*Extracted data*.
■ ■ ■ ■ ■

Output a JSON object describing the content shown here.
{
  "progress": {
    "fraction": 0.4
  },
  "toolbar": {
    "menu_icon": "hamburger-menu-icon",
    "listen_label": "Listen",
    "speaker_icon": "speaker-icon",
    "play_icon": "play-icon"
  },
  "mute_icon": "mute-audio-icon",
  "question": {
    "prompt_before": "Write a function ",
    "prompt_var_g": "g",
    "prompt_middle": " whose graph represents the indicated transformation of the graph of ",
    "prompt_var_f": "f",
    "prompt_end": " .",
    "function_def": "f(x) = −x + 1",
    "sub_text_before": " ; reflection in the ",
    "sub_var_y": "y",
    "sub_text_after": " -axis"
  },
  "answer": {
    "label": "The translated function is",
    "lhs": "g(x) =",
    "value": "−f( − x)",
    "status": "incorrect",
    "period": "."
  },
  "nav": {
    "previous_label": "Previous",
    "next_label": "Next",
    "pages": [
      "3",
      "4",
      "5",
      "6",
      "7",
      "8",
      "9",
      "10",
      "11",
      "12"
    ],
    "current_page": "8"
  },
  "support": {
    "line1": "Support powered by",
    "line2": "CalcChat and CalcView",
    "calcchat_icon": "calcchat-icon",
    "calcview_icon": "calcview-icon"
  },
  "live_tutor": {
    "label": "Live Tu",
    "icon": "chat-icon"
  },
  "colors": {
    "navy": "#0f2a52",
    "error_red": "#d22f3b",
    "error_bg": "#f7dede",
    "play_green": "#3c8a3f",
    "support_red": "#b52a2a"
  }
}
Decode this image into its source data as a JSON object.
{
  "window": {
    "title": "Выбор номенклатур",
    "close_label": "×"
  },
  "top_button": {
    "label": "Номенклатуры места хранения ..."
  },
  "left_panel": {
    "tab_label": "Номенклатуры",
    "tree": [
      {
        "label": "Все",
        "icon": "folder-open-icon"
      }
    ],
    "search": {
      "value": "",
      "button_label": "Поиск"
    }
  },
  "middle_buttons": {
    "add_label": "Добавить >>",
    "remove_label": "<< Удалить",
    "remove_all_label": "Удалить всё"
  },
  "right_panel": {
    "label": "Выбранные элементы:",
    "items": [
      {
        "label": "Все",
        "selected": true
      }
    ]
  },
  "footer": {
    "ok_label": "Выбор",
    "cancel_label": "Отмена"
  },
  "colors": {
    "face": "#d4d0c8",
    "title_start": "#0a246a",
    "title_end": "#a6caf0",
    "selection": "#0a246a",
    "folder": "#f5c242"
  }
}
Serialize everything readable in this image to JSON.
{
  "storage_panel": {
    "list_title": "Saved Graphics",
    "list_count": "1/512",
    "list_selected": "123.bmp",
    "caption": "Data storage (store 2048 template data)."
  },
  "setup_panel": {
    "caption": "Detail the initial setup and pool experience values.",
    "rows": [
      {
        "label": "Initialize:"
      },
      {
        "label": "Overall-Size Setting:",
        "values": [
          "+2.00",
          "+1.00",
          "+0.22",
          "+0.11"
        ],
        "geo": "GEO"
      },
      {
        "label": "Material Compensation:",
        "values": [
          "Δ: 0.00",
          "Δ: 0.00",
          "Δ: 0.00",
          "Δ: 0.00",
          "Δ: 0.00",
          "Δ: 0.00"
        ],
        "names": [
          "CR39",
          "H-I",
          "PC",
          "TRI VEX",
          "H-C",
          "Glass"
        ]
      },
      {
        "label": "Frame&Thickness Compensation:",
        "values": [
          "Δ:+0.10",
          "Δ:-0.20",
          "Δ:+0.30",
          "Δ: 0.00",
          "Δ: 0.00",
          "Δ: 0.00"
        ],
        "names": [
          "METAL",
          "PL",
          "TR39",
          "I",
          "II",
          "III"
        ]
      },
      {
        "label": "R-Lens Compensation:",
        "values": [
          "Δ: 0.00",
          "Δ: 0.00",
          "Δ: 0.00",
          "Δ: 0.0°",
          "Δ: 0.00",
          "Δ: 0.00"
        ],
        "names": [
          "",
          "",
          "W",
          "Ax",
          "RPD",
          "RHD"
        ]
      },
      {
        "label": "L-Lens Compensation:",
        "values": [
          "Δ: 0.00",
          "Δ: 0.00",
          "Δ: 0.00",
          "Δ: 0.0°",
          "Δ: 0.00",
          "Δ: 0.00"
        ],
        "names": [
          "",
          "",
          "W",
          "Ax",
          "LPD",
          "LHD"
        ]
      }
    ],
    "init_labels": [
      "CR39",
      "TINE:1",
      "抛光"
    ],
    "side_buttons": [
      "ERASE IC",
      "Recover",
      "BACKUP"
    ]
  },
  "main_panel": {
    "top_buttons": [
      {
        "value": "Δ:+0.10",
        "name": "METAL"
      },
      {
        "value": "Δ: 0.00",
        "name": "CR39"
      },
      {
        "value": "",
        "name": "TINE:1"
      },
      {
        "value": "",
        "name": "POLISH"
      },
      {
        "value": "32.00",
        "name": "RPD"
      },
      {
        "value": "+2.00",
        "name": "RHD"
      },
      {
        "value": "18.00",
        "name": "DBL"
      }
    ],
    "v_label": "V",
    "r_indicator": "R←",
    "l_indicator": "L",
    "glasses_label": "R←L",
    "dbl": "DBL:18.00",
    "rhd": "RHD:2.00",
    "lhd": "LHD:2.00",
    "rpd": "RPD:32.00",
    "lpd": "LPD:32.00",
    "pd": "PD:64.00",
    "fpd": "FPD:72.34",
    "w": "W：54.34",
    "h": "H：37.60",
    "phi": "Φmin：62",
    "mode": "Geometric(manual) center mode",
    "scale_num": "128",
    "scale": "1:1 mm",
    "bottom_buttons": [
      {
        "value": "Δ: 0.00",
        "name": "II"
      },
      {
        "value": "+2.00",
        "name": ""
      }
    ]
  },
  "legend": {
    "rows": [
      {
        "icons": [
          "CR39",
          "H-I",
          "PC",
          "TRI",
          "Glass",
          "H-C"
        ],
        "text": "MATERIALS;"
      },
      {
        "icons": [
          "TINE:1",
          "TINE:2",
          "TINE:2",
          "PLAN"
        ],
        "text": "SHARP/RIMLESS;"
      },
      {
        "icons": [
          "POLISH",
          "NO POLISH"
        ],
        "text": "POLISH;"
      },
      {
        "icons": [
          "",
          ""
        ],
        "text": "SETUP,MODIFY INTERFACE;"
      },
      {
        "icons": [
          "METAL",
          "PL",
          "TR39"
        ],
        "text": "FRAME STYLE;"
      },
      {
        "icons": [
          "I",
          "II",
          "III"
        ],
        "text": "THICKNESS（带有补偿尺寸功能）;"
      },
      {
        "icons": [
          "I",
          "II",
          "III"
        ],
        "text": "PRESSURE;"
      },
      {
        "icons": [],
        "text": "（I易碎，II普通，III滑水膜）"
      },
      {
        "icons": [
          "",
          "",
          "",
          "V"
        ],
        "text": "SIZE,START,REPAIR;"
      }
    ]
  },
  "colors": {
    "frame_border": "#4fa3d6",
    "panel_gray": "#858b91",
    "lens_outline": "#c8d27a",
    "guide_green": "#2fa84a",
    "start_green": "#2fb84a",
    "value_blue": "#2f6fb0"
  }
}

■ ■ ■ ■ ■

*What is required*.
Identify and copy all lines with the word "this".

*Correct output*.
Decode this image into its source data as a JSON object.
Serialize everything readable in this image to JSON.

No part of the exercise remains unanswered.